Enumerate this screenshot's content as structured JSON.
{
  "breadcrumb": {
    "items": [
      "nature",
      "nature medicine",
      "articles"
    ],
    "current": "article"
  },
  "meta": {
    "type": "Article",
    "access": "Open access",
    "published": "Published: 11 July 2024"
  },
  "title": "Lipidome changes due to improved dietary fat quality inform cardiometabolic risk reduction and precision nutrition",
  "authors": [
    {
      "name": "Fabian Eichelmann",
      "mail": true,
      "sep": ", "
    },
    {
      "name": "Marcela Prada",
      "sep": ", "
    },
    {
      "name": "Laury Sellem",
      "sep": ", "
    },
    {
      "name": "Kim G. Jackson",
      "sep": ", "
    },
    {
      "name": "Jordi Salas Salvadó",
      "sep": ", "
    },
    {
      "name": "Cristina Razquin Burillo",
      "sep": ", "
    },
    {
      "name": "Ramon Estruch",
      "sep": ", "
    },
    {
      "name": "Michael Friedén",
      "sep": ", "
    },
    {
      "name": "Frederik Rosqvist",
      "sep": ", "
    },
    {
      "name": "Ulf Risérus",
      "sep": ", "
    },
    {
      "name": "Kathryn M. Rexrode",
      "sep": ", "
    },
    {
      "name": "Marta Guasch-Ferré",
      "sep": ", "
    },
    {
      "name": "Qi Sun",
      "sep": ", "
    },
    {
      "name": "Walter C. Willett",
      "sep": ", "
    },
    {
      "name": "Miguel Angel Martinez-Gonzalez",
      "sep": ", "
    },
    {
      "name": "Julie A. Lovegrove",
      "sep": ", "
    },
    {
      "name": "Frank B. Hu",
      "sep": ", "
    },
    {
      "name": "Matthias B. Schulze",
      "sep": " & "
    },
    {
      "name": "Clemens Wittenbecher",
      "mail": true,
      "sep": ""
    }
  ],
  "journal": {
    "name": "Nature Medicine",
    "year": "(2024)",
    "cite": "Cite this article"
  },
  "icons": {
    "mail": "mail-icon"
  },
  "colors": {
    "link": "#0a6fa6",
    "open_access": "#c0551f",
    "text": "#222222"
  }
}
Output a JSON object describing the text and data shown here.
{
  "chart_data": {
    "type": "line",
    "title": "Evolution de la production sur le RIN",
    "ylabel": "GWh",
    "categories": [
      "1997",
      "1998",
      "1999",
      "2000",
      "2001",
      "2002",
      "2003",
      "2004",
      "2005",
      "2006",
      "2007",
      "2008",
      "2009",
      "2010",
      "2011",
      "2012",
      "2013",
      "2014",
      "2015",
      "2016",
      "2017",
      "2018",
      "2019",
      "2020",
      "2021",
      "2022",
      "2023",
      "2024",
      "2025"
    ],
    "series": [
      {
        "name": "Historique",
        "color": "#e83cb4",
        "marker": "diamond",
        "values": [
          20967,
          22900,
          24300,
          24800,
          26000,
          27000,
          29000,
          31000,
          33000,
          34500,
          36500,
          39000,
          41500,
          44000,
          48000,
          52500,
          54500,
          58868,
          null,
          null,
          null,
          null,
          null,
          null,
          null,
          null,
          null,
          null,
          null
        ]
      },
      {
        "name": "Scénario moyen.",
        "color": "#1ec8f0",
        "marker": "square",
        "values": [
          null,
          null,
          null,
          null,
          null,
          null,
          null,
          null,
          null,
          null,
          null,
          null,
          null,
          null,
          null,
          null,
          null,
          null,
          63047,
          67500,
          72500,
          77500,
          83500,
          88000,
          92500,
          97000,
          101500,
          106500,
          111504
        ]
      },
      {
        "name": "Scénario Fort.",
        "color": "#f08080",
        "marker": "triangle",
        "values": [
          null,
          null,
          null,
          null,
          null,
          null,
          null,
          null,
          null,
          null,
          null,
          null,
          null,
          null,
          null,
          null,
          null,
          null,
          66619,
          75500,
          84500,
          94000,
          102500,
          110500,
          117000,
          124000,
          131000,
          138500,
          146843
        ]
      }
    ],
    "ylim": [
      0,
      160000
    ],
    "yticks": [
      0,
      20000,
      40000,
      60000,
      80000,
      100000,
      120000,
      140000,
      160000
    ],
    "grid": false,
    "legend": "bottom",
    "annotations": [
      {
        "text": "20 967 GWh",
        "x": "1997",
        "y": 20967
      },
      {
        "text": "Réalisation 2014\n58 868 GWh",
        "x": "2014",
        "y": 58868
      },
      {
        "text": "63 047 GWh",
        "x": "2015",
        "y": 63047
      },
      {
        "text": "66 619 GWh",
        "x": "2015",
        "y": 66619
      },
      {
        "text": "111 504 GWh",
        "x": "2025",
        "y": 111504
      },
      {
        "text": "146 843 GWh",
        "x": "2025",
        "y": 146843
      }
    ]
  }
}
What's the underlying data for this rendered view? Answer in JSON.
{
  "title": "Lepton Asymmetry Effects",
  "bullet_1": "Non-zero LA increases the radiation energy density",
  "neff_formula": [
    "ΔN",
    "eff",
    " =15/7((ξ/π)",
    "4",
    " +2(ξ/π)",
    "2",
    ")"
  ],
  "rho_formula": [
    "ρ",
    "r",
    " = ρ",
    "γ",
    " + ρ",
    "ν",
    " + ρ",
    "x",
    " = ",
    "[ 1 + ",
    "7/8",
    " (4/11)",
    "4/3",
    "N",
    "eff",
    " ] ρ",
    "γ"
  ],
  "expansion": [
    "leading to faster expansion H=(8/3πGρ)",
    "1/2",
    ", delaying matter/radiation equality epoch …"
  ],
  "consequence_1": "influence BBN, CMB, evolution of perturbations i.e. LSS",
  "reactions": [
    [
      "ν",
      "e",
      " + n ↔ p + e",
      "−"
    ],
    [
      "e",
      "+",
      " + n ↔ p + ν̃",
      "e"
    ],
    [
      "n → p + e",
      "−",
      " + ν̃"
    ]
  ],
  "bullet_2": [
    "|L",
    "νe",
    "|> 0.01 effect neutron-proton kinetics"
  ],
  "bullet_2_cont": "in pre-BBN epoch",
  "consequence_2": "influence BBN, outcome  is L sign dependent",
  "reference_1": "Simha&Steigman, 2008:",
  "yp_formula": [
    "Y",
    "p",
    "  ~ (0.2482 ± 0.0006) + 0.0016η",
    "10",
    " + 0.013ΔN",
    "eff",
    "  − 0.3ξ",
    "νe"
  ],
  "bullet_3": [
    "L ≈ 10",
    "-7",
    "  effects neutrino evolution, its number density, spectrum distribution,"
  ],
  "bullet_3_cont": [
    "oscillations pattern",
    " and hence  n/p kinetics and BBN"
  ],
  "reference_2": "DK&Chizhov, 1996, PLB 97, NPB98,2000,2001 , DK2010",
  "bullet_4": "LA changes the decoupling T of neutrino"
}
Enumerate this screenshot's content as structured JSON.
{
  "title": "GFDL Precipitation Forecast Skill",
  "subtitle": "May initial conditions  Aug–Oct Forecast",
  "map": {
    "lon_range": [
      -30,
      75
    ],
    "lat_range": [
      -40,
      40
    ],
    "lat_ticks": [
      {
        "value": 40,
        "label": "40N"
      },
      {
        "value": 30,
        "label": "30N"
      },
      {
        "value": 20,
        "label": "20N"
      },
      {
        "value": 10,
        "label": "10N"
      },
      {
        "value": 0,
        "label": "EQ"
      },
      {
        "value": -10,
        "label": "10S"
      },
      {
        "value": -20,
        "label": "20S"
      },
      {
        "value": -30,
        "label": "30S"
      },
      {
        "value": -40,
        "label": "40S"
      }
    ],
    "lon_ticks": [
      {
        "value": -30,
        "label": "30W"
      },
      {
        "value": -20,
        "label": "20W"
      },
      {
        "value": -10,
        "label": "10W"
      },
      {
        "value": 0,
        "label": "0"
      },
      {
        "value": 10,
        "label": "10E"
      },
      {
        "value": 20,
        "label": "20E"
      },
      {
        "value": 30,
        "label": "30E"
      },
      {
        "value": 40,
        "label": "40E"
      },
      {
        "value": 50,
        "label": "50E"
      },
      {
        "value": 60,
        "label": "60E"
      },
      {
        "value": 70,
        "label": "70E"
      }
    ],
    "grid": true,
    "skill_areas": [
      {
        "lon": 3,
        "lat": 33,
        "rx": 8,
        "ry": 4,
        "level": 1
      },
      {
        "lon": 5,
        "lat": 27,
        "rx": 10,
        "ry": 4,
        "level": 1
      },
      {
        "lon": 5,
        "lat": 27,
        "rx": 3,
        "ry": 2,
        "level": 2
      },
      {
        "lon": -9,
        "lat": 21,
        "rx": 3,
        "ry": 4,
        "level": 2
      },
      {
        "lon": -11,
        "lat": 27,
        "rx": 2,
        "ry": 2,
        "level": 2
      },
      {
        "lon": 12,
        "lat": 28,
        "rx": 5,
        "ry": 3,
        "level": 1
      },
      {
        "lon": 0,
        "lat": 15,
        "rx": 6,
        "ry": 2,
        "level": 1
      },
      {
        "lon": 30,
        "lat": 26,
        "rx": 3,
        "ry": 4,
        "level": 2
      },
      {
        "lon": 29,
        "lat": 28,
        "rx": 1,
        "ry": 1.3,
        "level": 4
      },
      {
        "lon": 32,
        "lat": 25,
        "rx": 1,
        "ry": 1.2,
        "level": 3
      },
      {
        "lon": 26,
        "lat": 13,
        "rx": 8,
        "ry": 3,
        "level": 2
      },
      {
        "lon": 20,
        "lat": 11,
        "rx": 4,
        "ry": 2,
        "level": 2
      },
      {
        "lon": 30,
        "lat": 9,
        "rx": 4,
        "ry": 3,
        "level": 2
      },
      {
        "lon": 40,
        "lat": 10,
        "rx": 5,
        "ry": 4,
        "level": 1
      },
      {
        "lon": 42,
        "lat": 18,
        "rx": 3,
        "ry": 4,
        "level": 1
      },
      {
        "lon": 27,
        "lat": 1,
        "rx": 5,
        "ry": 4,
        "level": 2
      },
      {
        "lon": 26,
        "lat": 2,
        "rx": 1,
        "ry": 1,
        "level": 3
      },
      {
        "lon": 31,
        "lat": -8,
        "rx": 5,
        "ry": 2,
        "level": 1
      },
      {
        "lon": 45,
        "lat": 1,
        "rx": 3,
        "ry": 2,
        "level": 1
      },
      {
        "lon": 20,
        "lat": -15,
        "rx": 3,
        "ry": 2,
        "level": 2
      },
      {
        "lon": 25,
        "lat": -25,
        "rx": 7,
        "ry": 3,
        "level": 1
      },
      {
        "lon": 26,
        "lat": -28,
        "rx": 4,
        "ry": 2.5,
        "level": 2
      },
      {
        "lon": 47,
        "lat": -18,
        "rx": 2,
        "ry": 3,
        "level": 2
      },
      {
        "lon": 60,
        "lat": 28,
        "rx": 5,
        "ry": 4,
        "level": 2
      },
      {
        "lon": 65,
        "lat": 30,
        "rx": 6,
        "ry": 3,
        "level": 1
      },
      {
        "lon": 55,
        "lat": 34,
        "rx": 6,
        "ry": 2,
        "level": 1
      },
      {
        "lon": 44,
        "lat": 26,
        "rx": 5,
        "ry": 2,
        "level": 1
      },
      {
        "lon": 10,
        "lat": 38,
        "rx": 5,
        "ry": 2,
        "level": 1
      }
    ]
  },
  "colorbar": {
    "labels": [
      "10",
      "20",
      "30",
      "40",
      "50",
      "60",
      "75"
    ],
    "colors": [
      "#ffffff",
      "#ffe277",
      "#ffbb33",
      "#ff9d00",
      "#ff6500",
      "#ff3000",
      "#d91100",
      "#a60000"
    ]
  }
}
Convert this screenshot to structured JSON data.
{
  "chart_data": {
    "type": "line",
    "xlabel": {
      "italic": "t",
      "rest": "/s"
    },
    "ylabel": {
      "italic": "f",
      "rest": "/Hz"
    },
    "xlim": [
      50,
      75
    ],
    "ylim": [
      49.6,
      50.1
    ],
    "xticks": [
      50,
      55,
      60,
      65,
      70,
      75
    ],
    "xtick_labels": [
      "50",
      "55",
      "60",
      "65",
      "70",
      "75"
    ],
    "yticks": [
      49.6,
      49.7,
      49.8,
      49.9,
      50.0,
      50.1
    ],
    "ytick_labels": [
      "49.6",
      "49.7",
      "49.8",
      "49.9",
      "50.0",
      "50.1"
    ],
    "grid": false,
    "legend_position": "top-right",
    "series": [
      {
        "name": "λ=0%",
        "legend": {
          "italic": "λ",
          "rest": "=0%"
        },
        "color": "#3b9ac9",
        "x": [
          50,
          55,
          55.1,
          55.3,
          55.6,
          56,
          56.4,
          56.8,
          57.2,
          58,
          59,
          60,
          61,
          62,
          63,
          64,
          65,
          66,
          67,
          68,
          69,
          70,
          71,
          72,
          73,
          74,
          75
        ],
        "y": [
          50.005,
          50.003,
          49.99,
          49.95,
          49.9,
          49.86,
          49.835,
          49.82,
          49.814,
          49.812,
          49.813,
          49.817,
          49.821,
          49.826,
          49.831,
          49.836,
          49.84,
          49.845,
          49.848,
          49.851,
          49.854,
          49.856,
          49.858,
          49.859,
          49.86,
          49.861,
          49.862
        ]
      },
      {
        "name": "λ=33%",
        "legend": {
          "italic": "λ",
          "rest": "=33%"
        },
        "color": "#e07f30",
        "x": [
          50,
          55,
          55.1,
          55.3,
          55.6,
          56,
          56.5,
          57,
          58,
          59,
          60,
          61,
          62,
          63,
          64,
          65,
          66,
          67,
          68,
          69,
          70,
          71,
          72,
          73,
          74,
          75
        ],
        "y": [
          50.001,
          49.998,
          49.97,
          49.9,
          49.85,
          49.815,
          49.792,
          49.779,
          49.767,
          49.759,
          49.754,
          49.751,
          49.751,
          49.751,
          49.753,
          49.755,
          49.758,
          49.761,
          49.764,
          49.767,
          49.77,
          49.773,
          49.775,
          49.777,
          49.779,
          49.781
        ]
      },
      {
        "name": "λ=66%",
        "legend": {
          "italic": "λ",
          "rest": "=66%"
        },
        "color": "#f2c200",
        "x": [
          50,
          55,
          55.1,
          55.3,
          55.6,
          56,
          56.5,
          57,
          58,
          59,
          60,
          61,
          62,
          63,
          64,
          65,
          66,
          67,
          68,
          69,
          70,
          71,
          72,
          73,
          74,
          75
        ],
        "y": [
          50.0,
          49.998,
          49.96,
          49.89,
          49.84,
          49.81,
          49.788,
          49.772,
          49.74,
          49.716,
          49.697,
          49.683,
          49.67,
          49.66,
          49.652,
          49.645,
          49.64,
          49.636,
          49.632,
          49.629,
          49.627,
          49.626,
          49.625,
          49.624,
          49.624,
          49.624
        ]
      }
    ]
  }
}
----------------------------------------
§ **INSTRUCTIONS FOR THE TASK**
Collect every line from the records above that contains the word "kinetics".

§ **EXPECTED ANSWER**
    "|> 0.01 effect neutron-proton kinetics"
    " and hence  n/p kinetics and BBN"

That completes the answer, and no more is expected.